> [WRITTEN PROBLEM]
Images must not appear in your copy; reproduce every other part of the records exactly.

> [SOURCE DATA]
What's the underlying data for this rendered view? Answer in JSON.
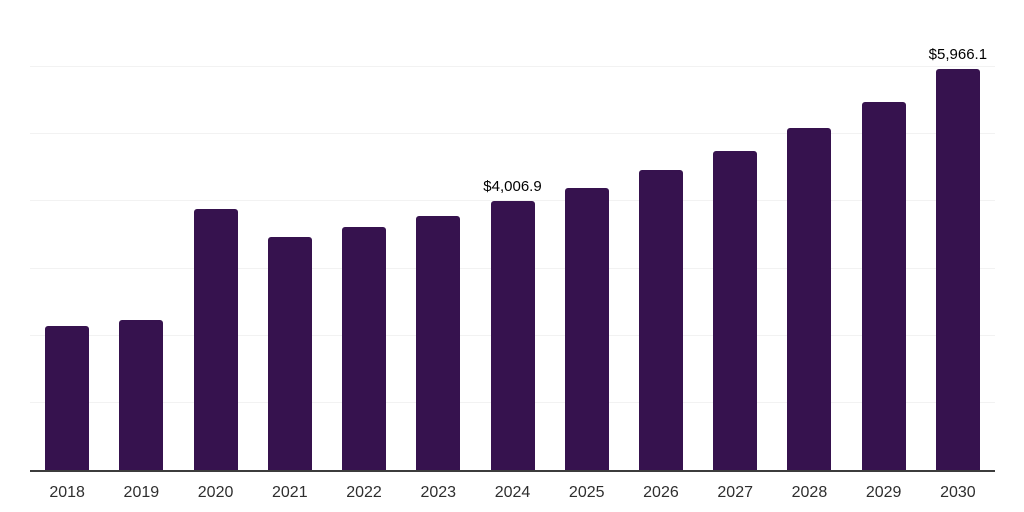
{
  "chart_data": {
    "type": "bar",
    "title": "",
    "xlabel": "",
    "ylabel": "",
    "categories": [
      "2018",
      "2019",
      "2020",
      "2021",
      "2022",
      "2023",
      "2024",
      "2025",
      "2026",
      "2027",
      "2028",
      "2029",
      "2030"
    ],
    "values": [
      2150,
      2230,
      3890,
      3470,
      3620,
      3790,
      4006.9,
      4200,
      4470,
      4750,
      5100,
      5480,
      5966.1
    ],
    "point_labels": {
      "2024": "$4,006.9",
      "2030": "$5,966.1"
    },
    "ylim": [
      0,
      7000
    ],
    "gridline_interval": 1000,
    "grid": "horizontal",
    "legend": "none",
    "bar_color": "#36124e",
    "axis_color": "#3c3c3c",
    "gridline_color": "#f2f2f2",
    "tick_label_color": "#2e2e2e",
    "data_label_color": "#000000"
  }
}
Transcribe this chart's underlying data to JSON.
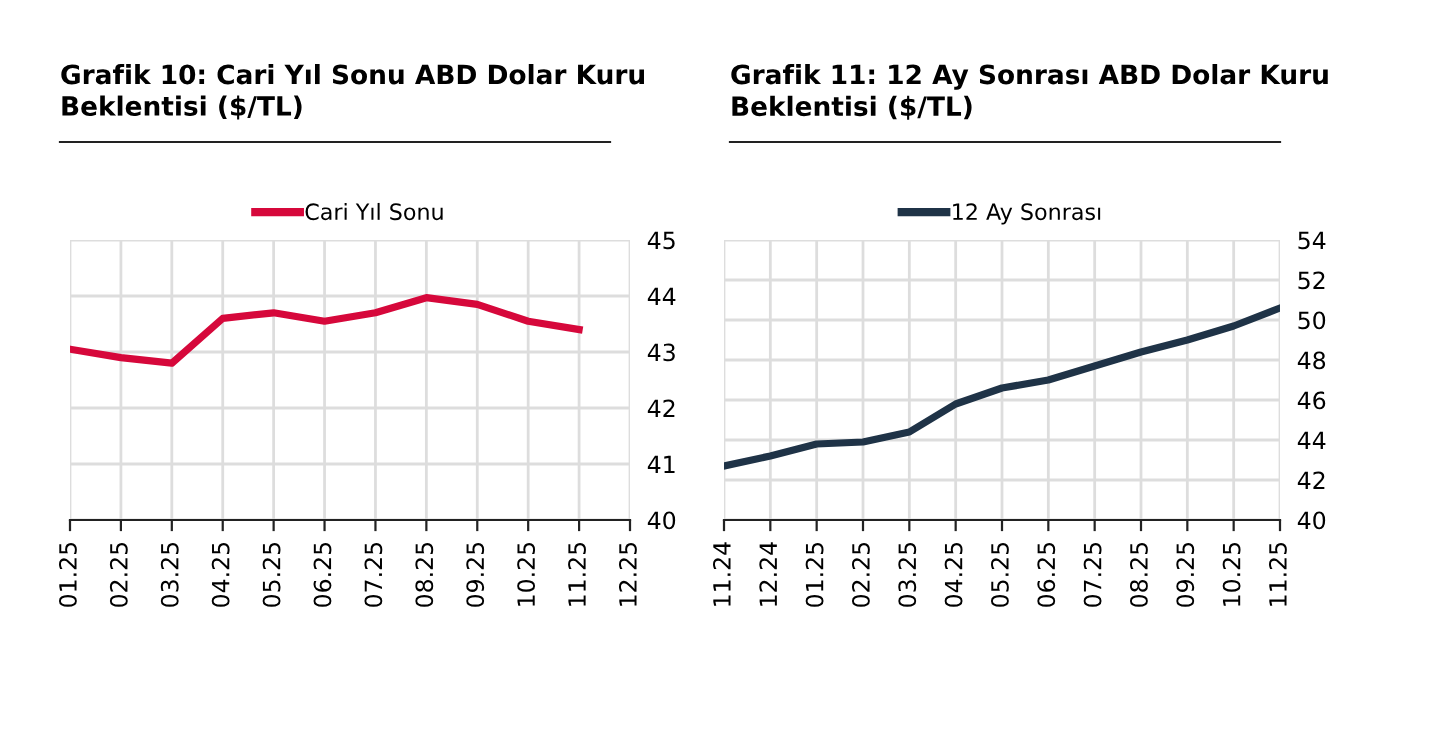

> [SOLUTION]
What's the underlying data for this rendered view? Answer in JSON.
{
  "chart_data": {
    "type": "bar",
    "title": "",
    "xlabel": "",
    "ylabel": "",
    "categories": [
      "2018",
      "2019",
      "2020",
      "2021",
      "2022",
      "2023",
      "2024",
      "2025",
      "2026",
      "2027",
      "2028",
      "2029",
      "2030"
    ],
    "values": [
      2150,
      2230,
      3890,
      3470,
      3620,
      3790,
      4006.9,
      4200,
      4470,
      4750,
      5100,
      5480,
      5966.1
    ],
    "point_labels": {
      "2024": "$4,006.9",
      "2030": "$5,966.1"
    },
    "ylim": [
      0,
      7000
    ],
    "gridline_interval": 1000,
    "grid": "horizontal",
    "legend": "none",
    "bar_color": "#36124e",
    "axis_color": "#3c3c3c",
    "gridline_color": "#f2f2f2",
    "tick_label_color": "#2e2e2e",
    "data_label_color": "#000000"
  }
}
Transcribe this chart's underlying data to JSON.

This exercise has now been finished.